--- begin ---

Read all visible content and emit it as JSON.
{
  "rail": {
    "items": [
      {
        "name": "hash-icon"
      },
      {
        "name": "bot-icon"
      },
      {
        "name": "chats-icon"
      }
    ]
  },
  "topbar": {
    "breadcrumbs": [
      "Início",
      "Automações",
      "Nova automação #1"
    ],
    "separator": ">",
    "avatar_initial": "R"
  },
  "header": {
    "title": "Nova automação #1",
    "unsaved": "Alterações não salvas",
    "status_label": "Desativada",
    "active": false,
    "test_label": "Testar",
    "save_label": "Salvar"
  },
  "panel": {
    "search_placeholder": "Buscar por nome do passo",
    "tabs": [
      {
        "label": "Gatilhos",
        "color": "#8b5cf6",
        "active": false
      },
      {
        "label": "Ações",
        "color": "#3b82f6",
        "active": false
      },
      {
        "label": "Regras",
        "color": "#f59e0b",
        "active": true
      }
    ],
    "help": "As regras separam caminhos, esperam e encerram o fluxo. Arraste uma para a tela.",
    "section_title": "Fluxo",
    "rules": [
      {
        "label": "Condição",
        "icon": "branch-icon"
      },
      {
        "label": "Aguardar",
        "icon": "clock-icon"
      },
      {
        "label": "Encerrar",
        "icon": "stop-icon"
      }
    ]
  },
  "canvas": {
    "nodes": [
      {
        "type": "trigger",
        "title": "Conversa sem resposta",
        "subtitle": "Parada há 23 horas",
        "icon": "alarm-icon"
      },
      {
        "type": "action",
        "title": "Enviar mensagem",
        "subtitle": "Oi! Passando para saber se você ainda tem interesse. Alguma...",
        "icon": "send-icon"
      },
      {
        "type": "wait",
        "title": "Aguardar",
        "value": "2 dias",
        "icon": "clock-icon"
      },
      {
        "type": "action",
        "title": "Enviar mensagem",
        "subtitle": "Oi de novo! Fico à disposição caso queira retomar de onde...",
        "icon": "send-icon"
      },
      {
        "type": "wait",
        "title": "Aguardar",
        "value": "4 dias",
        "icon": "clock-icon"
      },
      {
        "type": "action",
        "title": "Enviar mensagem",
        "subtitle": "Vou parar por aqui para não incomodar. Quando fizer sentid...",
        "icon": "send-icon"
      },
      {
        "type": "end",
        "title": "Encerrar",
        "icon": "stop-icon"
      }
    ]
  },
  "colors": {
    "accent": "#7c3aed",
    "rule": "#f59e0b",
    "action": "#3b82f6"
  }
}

--- end ---

WHAT TO DO —
Transcribe the data above in full, exactly.

FINAL RESULT —
Read all visible content and emit it as JSON.
{
  "rail": {
    "items": [
      {
        "name": "hash-icon"
      },
      {
        "name": "bot-icon"
      },
      {
        "name": "chats-icon"
      }
    ]
  },
  "topbar": {
    "breadcrumbs": [
      "Início",
      "Automações",
      "Nova automação #1"
    ],
    "separator": ">",
    "avatar_initial": "R"
  },
  "header": {
    "title": "Nova automação #1",
    "unsaved": "Alterações não salvas",
    "status_label": "Desativada",
    "active": false,
    "test_label": "Testar",
    "save_label": "Salvar"
  },
  "panel": {
    "search_placeholder": "Buscar por nome do passo",
    "tabs": [
      {
        "label": "Gatilhos",
        "color": "#8b5cf6",
        "active": false
      },
      {
        "label": "Ações",
        "color": "#3b82f6",
        "active": false
      },
      {
        "label": "Regras",
        "color": "#f59e0b",
        "active": true
      }
    ],
    "help": "As regras separam caminhos, esperam e encerram o fluxo. Arraste uma para a tela.",
    "section_title": "Fluxo",
    "rules": [
      {
        "label": "Condição",
        "icon": "branch-icon"
      },
      {
        "label": "Aguardar",
        "icon": "clock-icon"
      },
      {
        "label": "Encerrar",
        "icon": "stop-icon"
      }
    ]
  },
  "canvas": {
    "nodes": [
      {
        "type": "trigger",
        "title": "Conversa sem resposta",
        "subtitle": "Parada há 23 horas",
        "icon": "alarm-icon"
      },
      {
        "type": "action",
        "title": "Enviar mensagem",
        "subtitle": "Oi! Passando para saber se você ainda tem interesse. Alguma...",
        "icon": "send-icon"
      },
      {
        "type": "wait",
        "title": "Aguardar",
        "value": "2 dias",
        "icon": "clock-icon"
      },
      {
        "type": "action",
        "title": "Enviar mensagem",
        "subtitle": "Oi de novo! Fico à disposição caso queira retomar de onde...",
        "icon": "send-icon"
      },
      {
        "type": "wait",
        "title": "Aguardar",
        "value": "4 dias",
        "icon": "clock-icon"
      },
      {
        "type": "action",
        "title": "Enviar mensagem",
        "subtitle": "Vou parar por aqui para não incomodar. Quando fizer sentid...",
        "icon": "send-icon"
      },
      {
        "type": "end",
        "title": "Encerrar",
        "icon": "stop-icon"
      }
    ]
  },
  "colors": {
    "accent": "#7c3aed",
    "rule": "#f59e0b",
    "action": "#3b82f6"
  }
}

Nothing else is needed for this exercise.